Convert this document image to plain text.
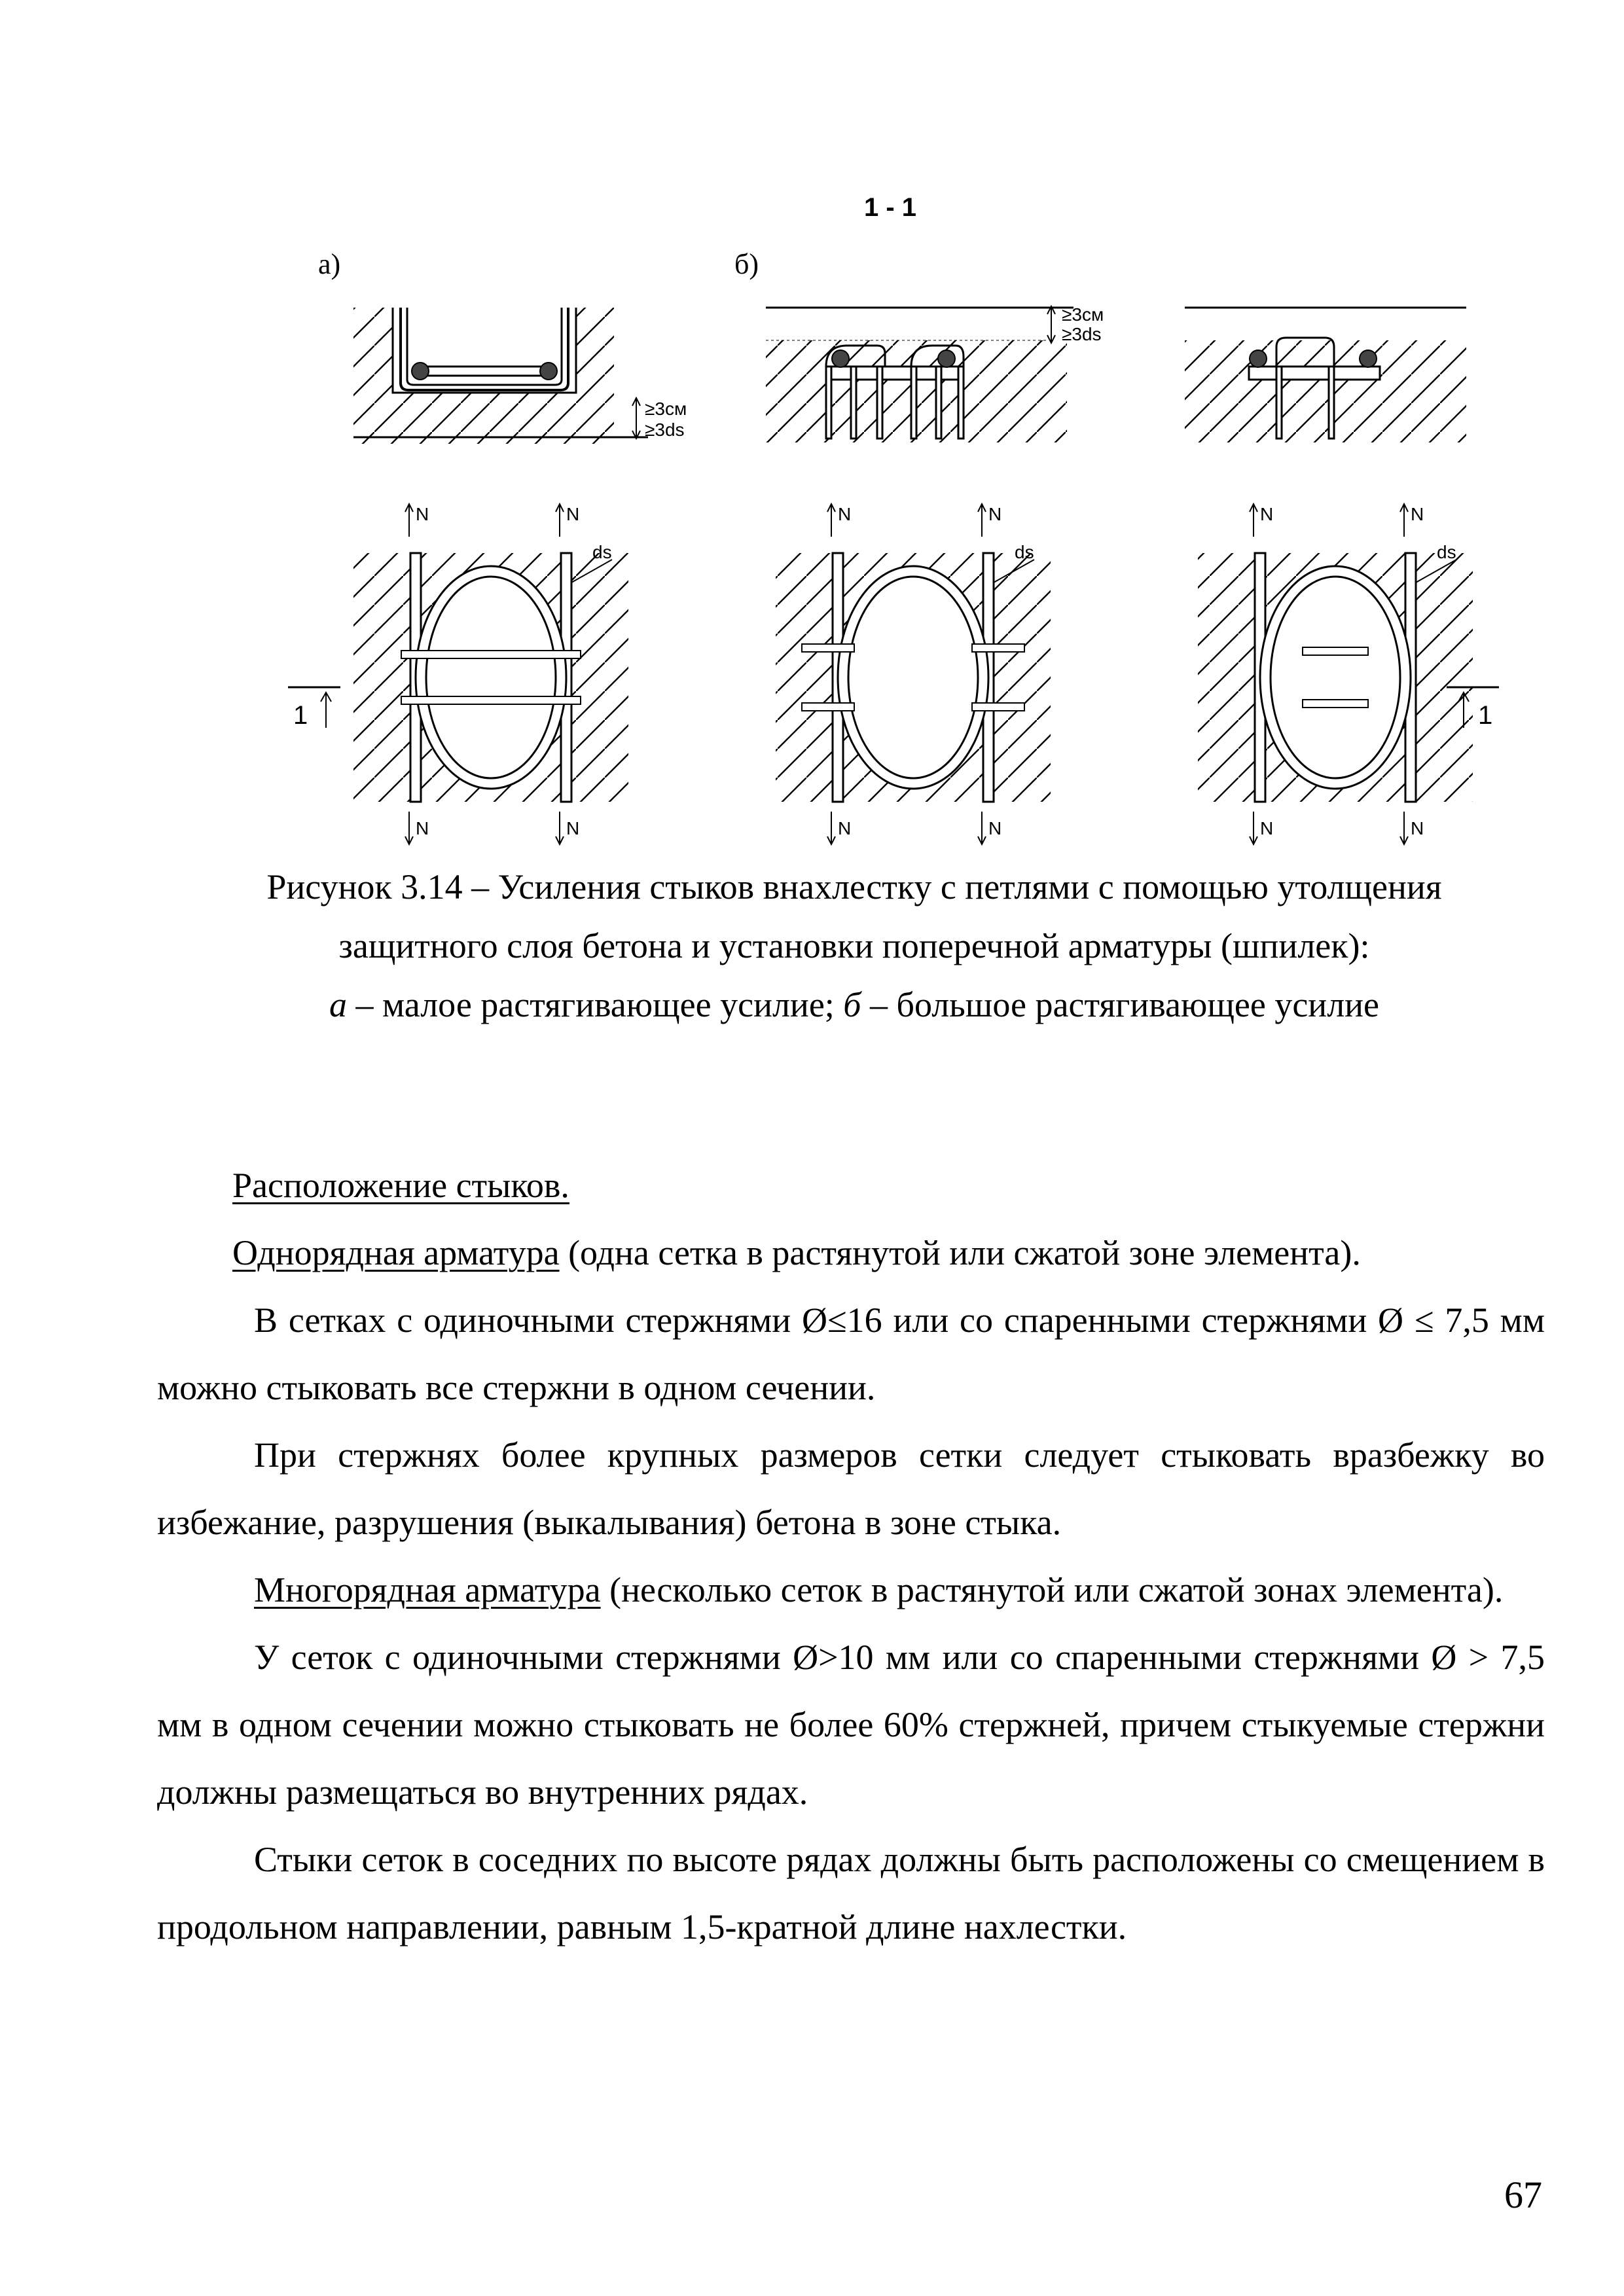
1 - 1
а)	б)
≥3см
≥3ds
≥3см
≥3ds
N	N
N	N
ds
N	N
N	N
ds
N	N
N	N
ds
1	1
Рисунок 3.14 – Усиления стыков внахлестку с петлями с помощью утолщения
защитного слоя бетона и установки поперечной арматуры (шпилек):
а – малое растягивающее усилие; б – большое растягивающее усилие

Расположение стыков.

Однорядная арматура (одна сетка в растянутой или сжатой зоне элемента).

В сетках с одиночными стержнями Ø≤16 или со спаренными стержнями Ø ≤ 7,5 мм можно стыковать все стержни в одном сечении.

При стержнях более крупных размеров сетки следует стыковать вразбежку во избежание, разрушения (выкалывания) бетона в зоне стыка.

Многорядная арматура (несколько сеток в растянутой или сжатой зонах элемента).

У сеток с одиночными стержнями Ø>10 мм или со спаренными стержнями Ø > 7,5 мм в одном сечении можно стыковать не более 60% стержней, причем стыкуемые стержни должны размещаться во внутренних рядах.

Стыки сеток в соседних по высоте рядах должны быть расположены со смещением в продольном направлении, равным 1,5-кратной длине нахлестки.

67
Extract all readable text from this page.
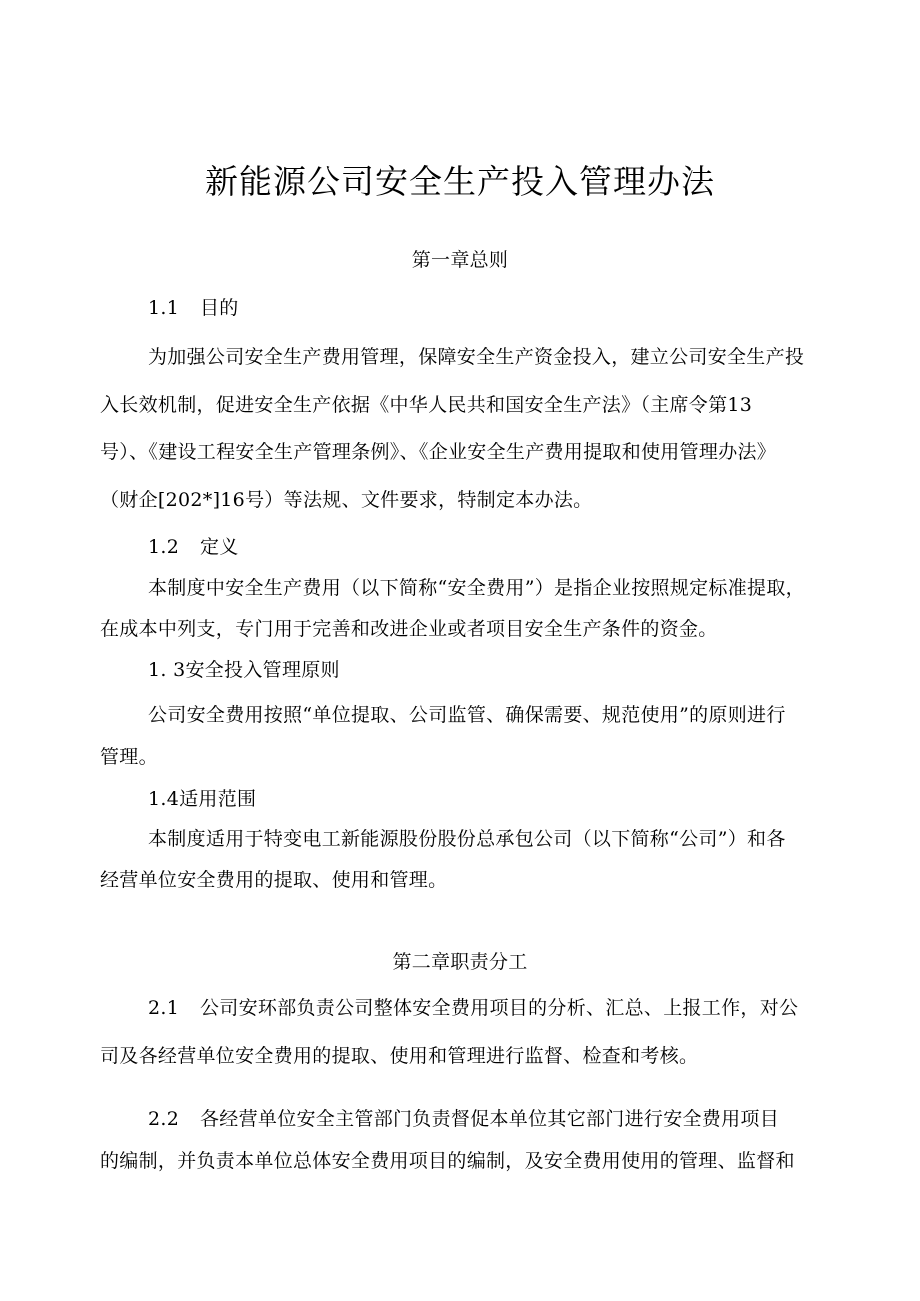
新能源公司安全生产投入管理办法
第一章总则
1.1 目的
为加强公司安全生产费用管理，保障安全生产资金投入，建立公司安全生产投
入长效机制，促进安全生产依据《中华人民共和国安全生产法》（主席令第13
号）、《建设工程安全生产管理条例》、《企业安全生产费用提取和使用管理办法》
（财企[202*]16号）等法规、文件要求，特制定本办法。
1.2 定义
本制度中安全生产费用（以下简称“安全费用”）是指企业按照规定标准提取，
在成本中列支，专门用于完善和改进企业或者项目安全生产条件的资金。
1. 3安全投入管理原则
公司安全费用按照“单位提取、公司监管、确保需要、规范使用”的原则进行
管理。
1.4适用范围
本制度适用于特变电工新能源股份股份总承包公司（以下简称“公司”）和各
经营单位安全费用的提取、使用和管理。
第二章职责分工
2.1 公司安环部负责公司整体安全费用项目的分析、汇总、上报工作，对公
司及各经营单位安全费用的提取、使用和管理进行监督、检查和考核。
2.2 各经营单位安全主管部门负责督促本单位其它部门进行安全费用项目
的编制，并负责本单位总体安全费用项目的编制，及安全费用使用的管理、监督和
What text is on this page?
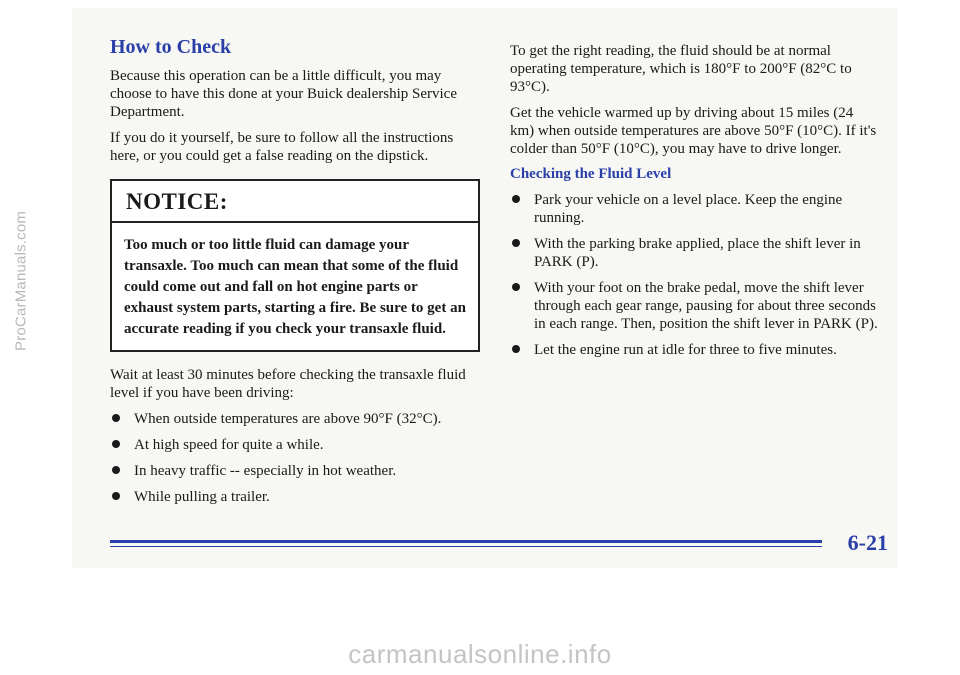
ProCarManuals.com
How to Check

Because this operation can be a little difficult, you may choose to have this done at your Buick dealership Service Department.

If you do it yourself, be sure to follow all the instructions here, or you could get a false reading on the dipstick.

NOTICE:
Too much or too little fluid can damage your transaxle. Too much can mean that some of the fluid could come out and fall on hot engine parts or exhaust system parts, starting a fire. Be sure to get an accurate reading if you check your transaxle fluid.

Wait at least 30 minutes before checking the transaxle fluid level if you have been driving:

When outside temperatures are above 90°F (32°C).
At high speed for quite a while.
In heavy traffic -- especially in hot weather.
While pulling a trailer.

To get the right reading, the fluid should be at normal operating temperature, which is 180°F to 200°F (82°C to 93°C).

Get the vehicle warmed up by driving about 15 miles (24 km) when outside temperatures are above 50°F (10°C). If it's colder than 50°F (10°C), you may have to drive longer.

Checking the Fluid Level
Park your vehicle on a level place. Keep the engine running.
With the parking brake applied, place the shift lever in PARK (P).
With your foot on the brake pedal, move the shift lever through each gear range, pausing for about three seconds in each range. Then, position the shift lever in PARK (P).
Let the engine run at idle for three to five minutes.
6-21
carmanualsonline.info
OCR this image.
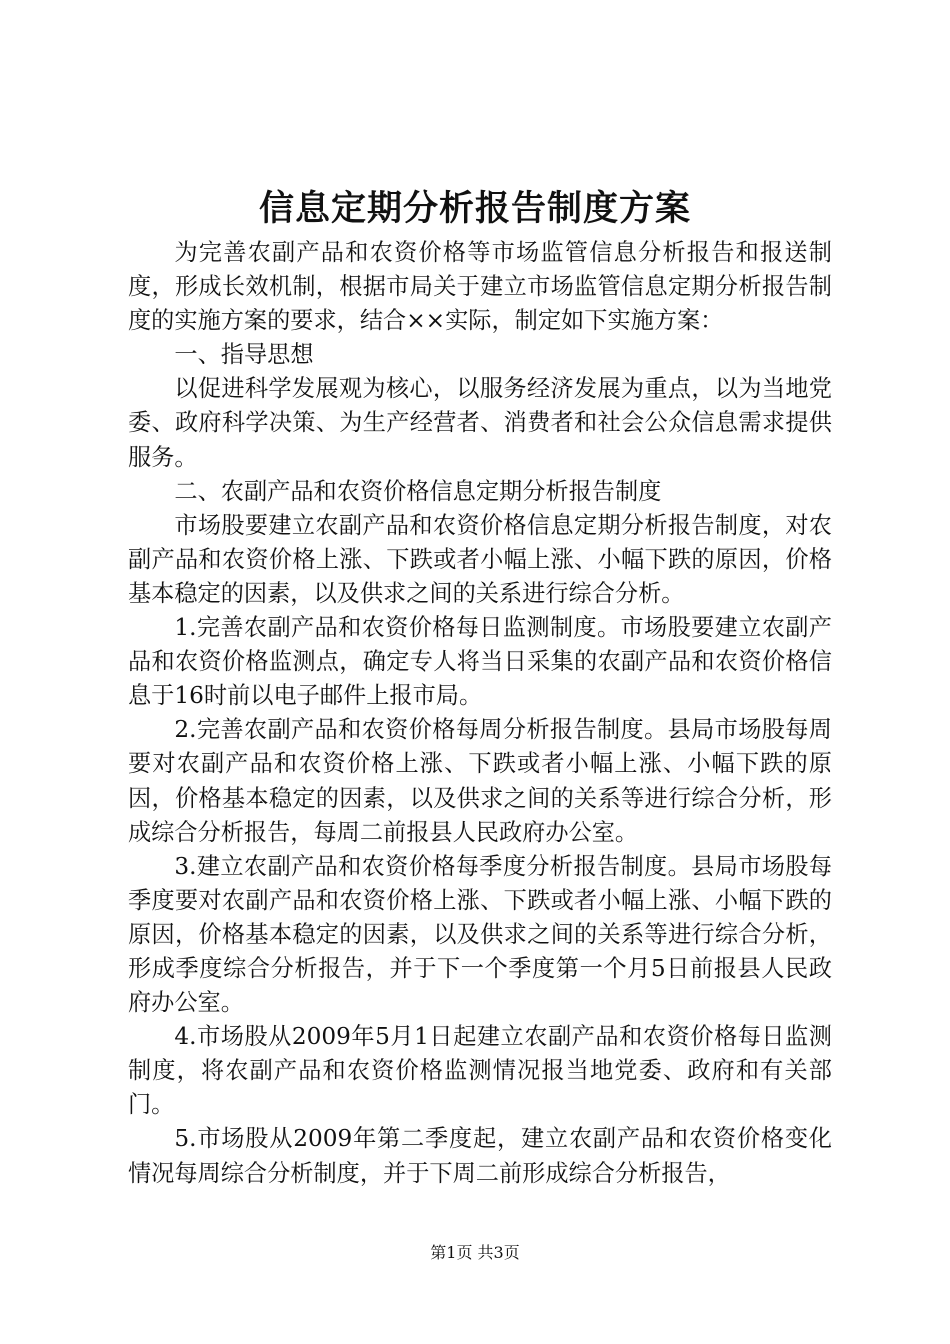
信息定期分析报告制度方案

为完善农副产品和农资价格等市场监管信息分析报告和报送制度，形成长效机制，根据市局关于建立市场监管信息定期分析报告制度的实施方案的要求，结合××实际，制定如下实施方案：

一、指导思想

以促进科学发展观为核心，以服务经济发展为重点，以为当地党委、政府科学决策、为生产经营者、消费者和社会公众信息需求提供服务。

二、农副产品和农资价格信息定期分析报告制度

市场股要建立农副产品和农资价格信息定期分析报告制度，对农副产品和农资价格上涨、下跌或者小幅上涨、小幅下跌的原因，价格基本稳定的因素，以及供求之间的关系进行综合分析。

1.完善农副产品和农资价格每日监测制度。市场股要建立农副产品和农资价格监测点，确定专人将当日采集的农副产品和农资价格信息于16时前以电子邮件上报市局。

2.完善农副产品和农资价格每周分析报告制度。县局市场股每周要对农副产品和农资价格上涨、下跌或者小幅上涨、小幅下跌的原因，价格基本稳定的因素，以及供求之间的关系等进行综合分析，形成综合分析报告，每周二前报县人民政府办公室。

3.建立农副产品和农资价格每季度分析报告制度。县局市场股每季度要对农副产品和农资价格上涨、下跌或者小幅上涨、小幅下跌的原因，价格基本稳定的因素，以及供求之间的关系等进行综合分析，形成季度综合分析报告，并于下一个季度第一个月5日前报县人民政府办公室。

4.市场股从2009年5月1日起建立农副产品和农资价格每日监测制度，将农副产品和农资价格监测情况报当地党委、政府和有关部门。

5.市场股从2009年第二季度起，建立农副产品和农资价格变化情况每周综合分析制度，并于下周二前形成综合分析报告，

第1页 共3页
──────
__Goal of the exercise__:
Pull every line containing the word "driving" out of the material.

__Final result__:
Wait at least 30 minutes before checking the transaxle fluid level if you have been driving:
Get the vehicle warmed up by driving about 15 miles (24 km) when outside temperatures are above 50°F (10°C). If it's colder than 50°F (10°C), you may have to drive longer.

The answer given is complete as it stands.